─── ENTRIES SUPPLIED ───

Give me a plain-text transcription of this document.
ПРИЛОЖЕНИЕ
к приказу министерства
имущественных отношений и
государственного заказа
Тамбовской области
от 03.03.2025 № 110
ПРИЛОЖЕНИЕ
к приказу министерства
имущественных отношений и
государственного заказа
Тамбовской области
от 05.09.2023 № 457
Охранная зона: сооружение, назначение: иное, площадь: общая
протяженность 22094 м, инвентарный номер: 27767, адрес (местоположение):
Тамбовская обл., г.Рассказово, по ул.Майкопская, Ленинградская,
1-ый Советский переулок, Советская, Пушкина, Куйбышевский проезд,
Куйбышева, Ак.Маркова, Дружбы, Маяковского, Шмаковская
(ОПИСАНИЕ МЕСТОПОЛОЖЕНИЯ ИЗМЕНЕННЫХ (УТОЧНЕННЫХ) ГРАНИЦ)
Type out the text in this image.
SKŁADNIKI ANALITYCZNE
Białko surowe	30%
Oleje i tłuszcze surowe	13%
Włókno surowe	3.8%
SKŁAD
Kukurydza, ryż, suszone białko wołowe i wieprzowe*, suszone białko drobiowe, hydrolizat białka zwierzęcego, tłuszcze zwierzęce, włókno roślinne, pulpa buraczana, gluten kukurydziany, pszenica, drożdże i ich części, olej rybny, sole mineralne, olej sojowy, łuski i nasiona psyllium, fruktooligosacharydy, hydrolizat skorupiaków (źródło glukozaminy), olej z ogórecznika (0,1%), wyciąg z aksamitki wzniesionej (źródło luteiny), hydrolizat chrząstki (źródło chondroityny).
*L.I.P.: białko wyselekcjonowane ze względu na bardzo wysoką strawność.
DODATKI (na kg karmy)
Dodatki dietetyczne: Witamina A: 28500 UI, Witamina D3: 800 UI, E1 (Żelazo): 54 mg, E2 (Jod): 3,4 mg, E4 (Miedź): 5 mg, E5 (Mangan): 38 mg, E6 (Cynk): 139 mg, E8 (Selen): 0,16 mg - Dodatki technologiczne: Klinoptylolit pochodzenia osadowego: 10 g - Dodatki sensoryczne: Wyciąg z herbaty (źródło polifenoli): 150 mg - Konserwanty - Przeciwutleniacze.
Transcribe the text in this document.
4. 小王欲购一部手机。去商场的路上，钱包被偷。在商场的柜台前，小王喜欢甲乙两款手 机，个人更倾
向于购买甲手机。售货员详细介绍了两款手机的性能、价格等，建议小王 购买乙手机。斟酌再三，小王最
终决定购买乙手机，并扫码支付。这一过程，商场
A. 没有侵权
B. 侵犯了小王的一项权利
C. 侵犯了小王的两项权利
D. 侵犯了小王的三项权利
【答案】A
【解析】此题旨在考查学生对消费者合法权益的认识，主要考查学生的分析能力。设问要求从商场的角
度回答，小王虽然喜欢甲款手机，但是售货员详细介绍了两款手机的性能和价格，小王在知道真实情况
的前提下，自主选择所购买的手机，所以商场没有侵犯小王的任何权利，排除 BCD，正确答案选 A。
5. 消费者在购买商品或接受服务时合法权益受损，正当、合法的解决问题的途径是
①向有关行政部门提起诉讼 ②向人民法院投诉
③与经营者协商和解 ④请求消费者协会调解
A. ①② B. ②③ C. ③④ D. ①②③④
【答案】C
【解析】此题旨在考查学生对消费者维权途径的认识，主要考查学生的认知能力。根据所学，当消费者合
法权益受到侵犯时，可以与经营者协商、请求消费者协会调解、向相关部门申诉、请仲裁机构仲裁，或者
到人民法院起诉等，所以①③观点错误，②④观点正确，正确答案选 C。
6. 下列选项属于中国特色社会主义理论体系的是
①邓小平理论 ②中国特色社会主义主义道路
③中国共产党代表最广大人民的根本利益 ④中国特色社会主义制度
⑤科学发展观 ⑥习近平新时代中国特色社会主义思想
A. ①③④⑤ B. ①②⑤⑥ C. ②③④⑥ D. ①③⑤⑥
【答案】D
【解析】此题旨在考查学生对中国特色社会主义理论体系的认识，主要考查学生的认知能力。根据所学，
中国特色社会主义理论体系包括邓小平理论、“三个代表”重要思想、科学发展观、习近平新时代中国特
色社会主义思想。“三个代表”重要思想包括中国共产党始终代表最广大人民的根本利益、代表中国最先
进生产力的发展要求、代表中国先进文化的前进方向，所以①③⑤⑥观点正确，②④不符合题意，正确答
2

───

Extract the listing in its entirety, matching it exactly.

WRITTEN RESPONSE
Give me a plain-text transcription of this document.
ПРИЛОЖЕНИЕ
к приказу министерства
имущественных отношений и
государственного заказа
Тамбовской области
от 03.03.2025 № 110
ПРИЛОЖЕНИЕ
к приказу министерства
имущественных отношений и
государственного заказа
Тамбовской области
от 05.09.2023 № 457
Охранная зона: сооружение, назначение: иное, площадь: общая
протяженность 22094 м, инвентарный номер: 27767, адрес (местоположение):
Тамбовская обл., г.Рассказово, по ул.Майкопская, Ленинградская,
1-ый Советский переулок, Советская, Пушкина, Куйбышевский проезд,
Куйбышева, Ак.Маркова, Дружбы, Маяковского, Шмаковская
(ОПИСАНИЕ МЕСТОПОЛОЖЕНИЯ ИЗМЕНЕННЫХ (УТОЧНЕННЫХ) ГРАНИЦ)
Type out the text in this image.
SKŁADNIKI ANALITYCZNE
Białko surowe	30%
Oleje i tłuszcze surowe	13%
Włókno surowe	3.8%
SKŁAD
Kukurydza, ryż, suszone białko wołowe i wieprzowe*, suszone białko drobiowe, hydrolizat białka zwierzęcego, tłuszcze zwierzęce, włókno roślinne, pulpa buraczana, gluten kukurydziany, pszenica, drożdże i ich części, olej rybny, sole mineralne, olej sojowy, łuski i nasiona psyllium, fruktooligosacharydy, hydrolizat skorupiaków (źródło glukozaminy), olej z ogórecznika (0,1%), wyciąg z aksamitki wzniesionej (źródło luteiny), hydrolizat chrząstki (źródło chondroityny).
*L.I.P.: białko wyselekcjonowane ze względu na bardzo wysoką strawność.
DODATKI (na kg karmy)
Dodatki dietetyczne: Witamina A: 28500 UI, Witamina D3: 800 UI, E1 (Żelazo): 54 mg, E2 (Jod): 3,4 mg, E4 (Miedź): 5 mg, E5 (Mangan): 38 mg, E6 (Cynk): 139 mg, E8 (Selen): 0,16 mg - Dodatki technologiczne: Klinoptylolit pochodzenia osadowego: 10 g - Dodatki sensoryczne: Wyciąg z herbaty (źródło polifenoli): 150 mg - Konserwanty - Przeciwutleniacze.
Transcribe the text in this document.
4. 小王欲购一部手机。去商场的路上，钱包被偷。在商场的柜台前，小王喜欢甲乙两款手 机，个人更倾
向于购买甲手机。售货员详细介绍了两款手机的性能、价格等，建议小王 购买乙手机。斟酌再三，小王最
终决定购买乙手机，并扫码支付。这一过程，商场
A. 没有侵权
B. 侵犯了小王的一项权利
C. 侵犯了小王的两项权利
D. 侵犯了小王的三项权利
【答案】A
【解析】此题旨在考查学生对消费者合法权益的认识，主要考查学生的分析能力。设问要求从商场的角
度回答，小王虽然喜欢甲款手机，但是售货员详细介绍了两款手机的性能和价格，小王在知道真实情况
的前提下，自主选择所购买的手机，所以商场没有侵犯小王的任何权利，排除 BCD，正确答案选 A。
5. 消费者在购买商品或接受服务时合法权益受损，正当、合法的解决问题的途径是
①向有关行政部门提起诉讼 ②向人民法院投诉
③与经营者协商和解 ④请求消费者协会调解
A. ①② B. ②③ C. ③④ D. ①②③④
【答案】C
【解析】此题旨在考查学生对消费者维权途径的认识，主要考查学生的认知能力。根据所学，当消费者合
法权益受到侵犯时，可以与经营者协商、请求消费者协会调解、向相关部门申诉、请仲裁机构仲裁，或者
到人民法院起诉等，所以①③观点错误，②④观点正确，正确答案选 C。
6. 下列选项属于中国特色社会主义理论体系的是
①邓小平理论 ②中国特色社会主义主义道路
③中国共产党代表最广大人民的根本利益 ④中国特色社会主义制度
⑤科学发展观 ⑥习近平新时代中国特色社会主义思想
A. ①③④⑤ B. ①②⑤⑥ C. ②③④⑥ D. ①③⑤⑥
【答案】D
【解析】此题旨在考查学生对中国特色社会主义理论体系的认识，主要考查学生的认知能力。根据所学，
中国特色社会主义理论体系包括邓小平理论、“三个代表”重要思想、科学发展观、习近平新时代中国特
色社会主义思想。“三个代表”重要思想包括中国共产党始终代表最广大人民的根本利益、代表中国最先
进生产力的发展要求、代表中国先进文化的前进方向，所以①③⑤⑥观点正确，②④不符合题意，正确答
2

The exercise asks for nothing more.